Instructions for the task: Pictures do not belong in the copy; quote every entry below exactly.

Supplied material:
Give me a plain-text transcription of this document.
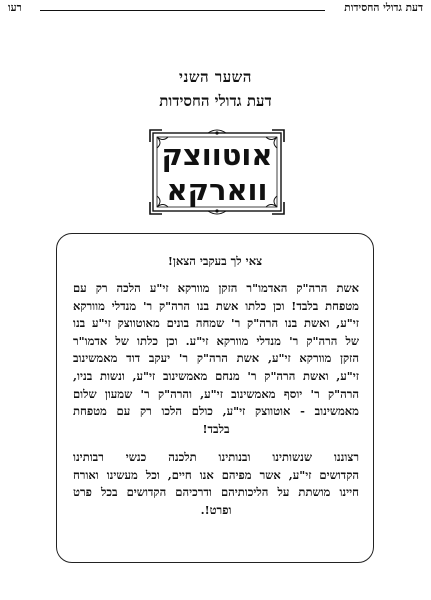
דעת גדולי החסידות
רעו
השער השני
דעת גדולי החסידות
אוטווצק
ווארקא
צאי לך בעקבי הצאן!

אשת הרה"ק האדמו"ר הזקן מוורקא זי"ע הלכה רק עם
מטפחת בלבד! וכן כלתו אשת בנו הרה"ק ר' מנדלי מוורקא
זי"ע, ואשת בנו הרה"ק ר' שמחה בונים מאוטווצק זי"ע בנו
של הרה"ק ר' מנדלי מוורקא זי"ע. וכן כלתו של אדמו"ר
הזקן מוורקא זי"ע, אשת הרה"ק ר' יעקב דוד מאמשינוב
זי"ע, ואשת הרה"ק ר' מנחם מאמשינוב זי"ע, ונשות בניו,
הרה"ק ר' יוסף מאמשינוב זי"ע, והרה"ק ר' שמעון שלום
מאמשינוב - אוטווצק זי"ע, כולם הלכו רק עם מטפחת
בלבד!

רצוננו שנשותינו ובנותינו תלכנה כנשי רבותינו
הקדושים זי"ע, אשר מפיהם אנו חיים, וכל מעשינו ואורח
חיינו מושתת על הליכותיהם ודרכיהם הקדושים בכל פרט
ופרט!.
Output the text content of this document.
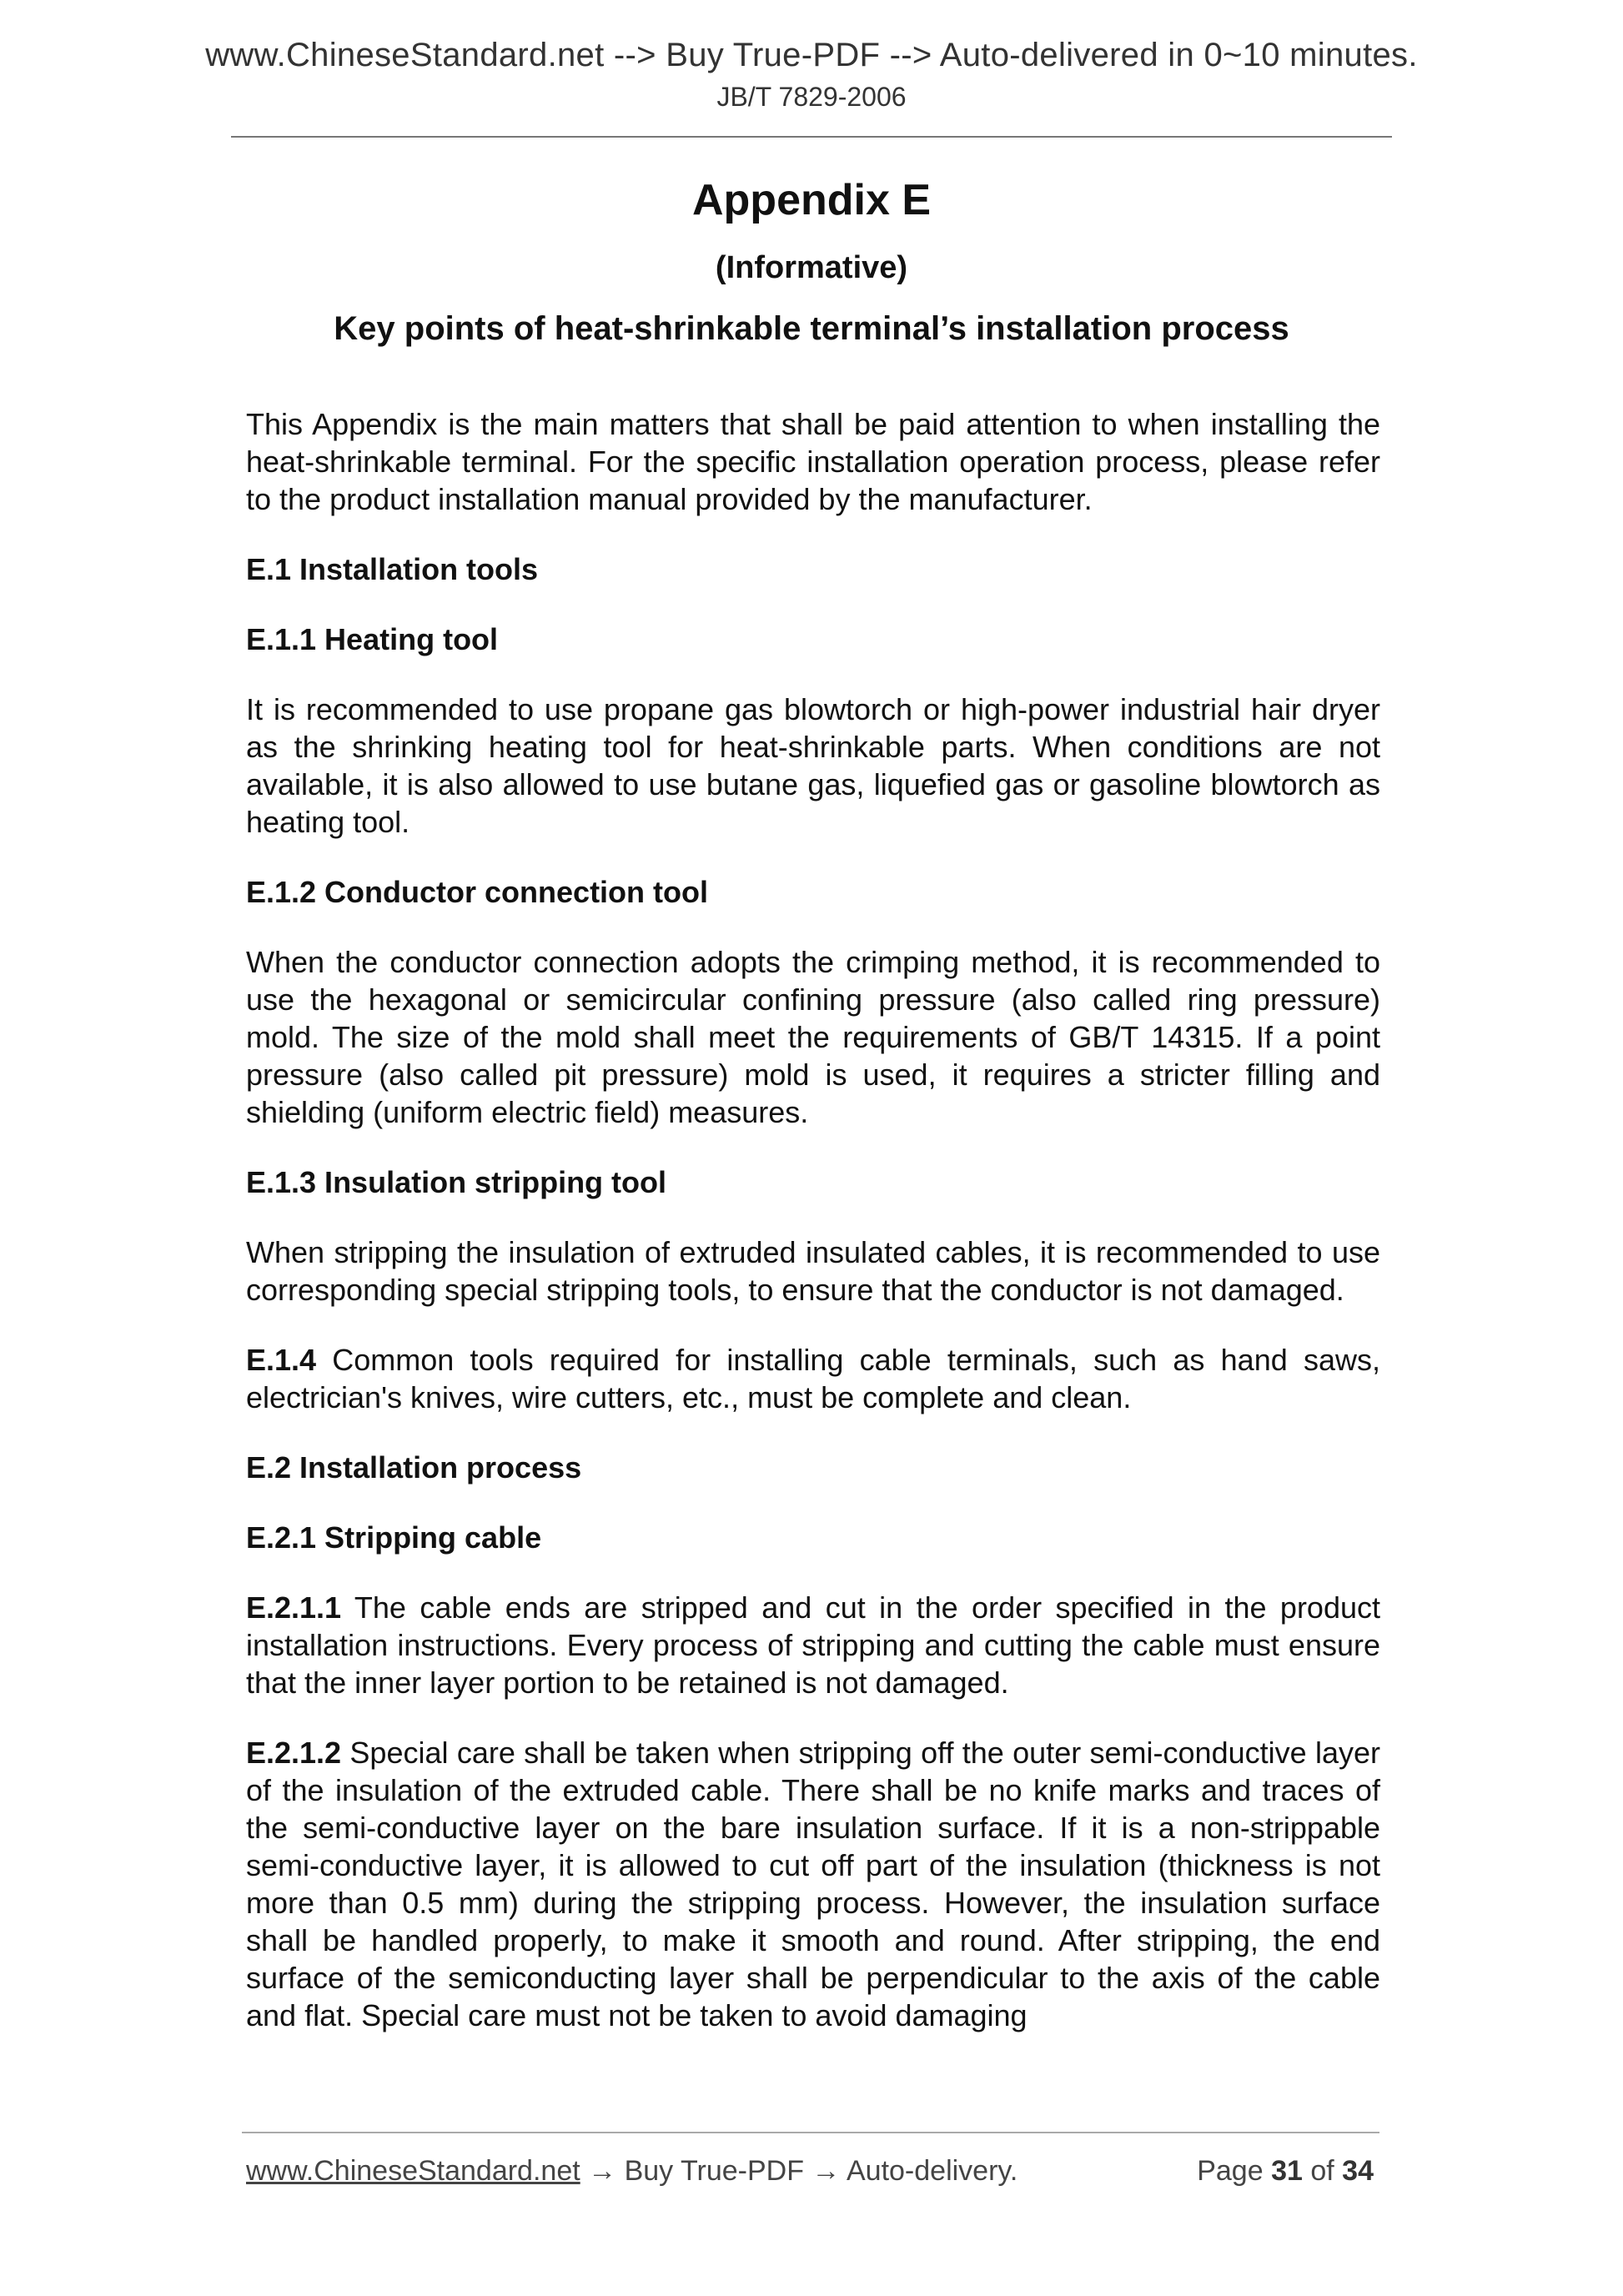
www.ChineseStandard.net --> Buy True-PDF --> Auto-delivered in 0~10 minutes.
JB/T 7829-2006
Appendix E
(Informative)
Key points of heat-shrinkable terminal’s installation process

This Appendix is the main matters that shall be paid attention to when installing the heat-shrinkable terminal. For the specific installation operation process, please refer to the product installation manual provided by the manufacturer.

E.1 Installation tools
E.1.1 Heating tool

It is recommended to use propane gas blowtorch or high-power industrial hair dryer as the shrinking heating tool for heat-shrinkable parts. When conditions are not available, it is also allowed to use butane gas, liquefied gas or gasoline blowtorch as heating tool.

E.1.2 Conductor connection tool

When the conductor connection adopts the crimping method, it is recommended to use the hexagonal or semicircular confining pressure (also called ring pressure) mold. The size of the mold shall meet the requirements of GB/T 14315. If a point pressure (also called pit pressure) mold is used, it requires a stricter filling and shielding (uniform electric field) measures.

E.1.3 Insulation stripping tool

When stripping the insulation of extruded insulated cables, it is recommended to use corresponding special stripping tools, to ensure that the conductor is not damaged.

E.1.4 Common tools required for installing cable terminals, such as hand saws, electrician's knives, wire cutters, etc., must be complete and clean.

E.2 Installation process
E.2.1 Stripping cable

E.2.1.1 The cable ends are stripped and cut in the order specified in the product installation instructions. Every process of stripping and cutting the cable must ensure that the inner layer portion to be retained is not damaged.

E.2.1.2 Special care shall be taken when stripping off the outer semi-conductive layer of the insulation of the extruded cable. There shall be no knife marks and traces of the semi-conductive layer on the bare insulation surface. If it is a non-strippable semi-conductive layer, it is allowed to cut off part of the insulation (thickness is not more than 0.5 mm) during the stripping process. However, the insulation surface shall be handled properly, to make it smooth and round. After stripping, the end surface of the semiconducting layer shall be perpendicular to the axis of the cable and flat. Special care must not be taken to avoid damaging

www.ChineseStandard.net → Buy True-PDF → Auto-delivery.	Page 31 of 34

In response:
Give me a plain-text transcription of this document.
דעת גדולי החסידות
רעו
השער השני
דעת גדולי החסידות
אוטווצק
ווארקא
צאי לך בעקבי הצאן!

אשת הרה"ק האדמו"ר הזקן מוורקא זי"ע הלכה רק עם
מטפחת בלבד! וכן כלתו אשת בנו הרה"ק ר' מנדלי מוורקא
זי"ע, ואשת בנו הרה"ק ר' שמחה בונים מאוטווצק זי"ע בנו
של הרה"ק ר' מנדלי מוורקא זי"ע. וכן כלתו של אדמו"ר
הזקן מוורקא זי"ע, אשת הרה"ק ר' יעקב דוד מאמשינוב
זי"ע, ואשת הרה"ק ר' מנחם מאמשינוב זי"ע, ונשות בניו,
הרה"ק ר' יוסף מאמשינוב זי"ע, והרה"ק ר' שמעון שלום
מאמשינוב - אוטווצק זי"ע, כולם הלכו רק עם מטפחת
בלבד!

רצוננו שנשותינו ובנותינו תלכנה כנשי רבותינו
הקדושים זי"ע, אשר מפיהם אנו חיים, וכל מעשינו ואורח
חיינו מושתת על הליכותיהם ודרכיהם הקדושים בכל פרט
ופרט!.
Output the text content of this document.
www.ChineseStandard.net --> Buy True-PDF --> Auto-delivered in 0~10 minutes.
JB/T 7829-2006
Appendix E
(Informative)
Key points of heat-shrinkable terminal’s installation process

This Appendix is the main matters that shall be paid attention to when installing the heat-shrinkable terminal. For the specific installation operation process, please refer to the product installation manual provided by the manufacturer.

E.1 Installation tools
E.1.1 Heating tool

It is recommended to use propane gas blowtorch or high-power industrial hair dryer as the shrinking heating tool for heat-shrinkable parts. When conditions are not available, it is also allowed to use butane gas, liquefied gas or gasoline blowtorch as heating tool.

E.1.2 Conductor connection tool

When the conductor connection adopts the crimping method, it is recommended to use the hexagonal or semicircular confining pressure (also called ring pressure) mold. The size of the mold shall meet the requirements of GB/T 14315. If a point pressure (also called pit pressure) mold is used, it requires a stricter filling and shielding (uniform electric field) measures.

E.1.3 Insulation stripping tool

When stripping the insulation of extruded insulated cables, it is recommended to use corresponding special stripping tools, to ensure that the conductor is not damaged.

E.1.4 Common tools required for installing cable terminals, such as hand saws, electrician's knives, wire cutters, etc., must be complete and clean.

E.2 Installation process
E.2.1 Stripping cable

E.2.1.1 The cable ends are stripped and cut in the order specified in the product installation instructions. Every process of stripping and cutting the cable must ensure that the inner layer portion to be retained is not damaged.

E.2.1.2 Special care shall be taken when stripping off the outer semi-conductive layer of the insulation of the extruded cable. There shall be no knife marks and traces of the semi-conductive layer on the bare insulation surface. If it is a non-strippable semi-conductive layer, it is allowed to cut off part of the insulation (thickness is not more than 0.5 mm) during the stripping process. However, the insulation surface shall be handled properly, to make it smooth and round. After stripping, the end surface of the semiconducting layer shall be perpendicular to the axis of the cable and flat. Special care must not be taken to avoid damaging

www.ChineseStandard.net → Buy True-PDF → Auto-delivery.	Page 31 of 34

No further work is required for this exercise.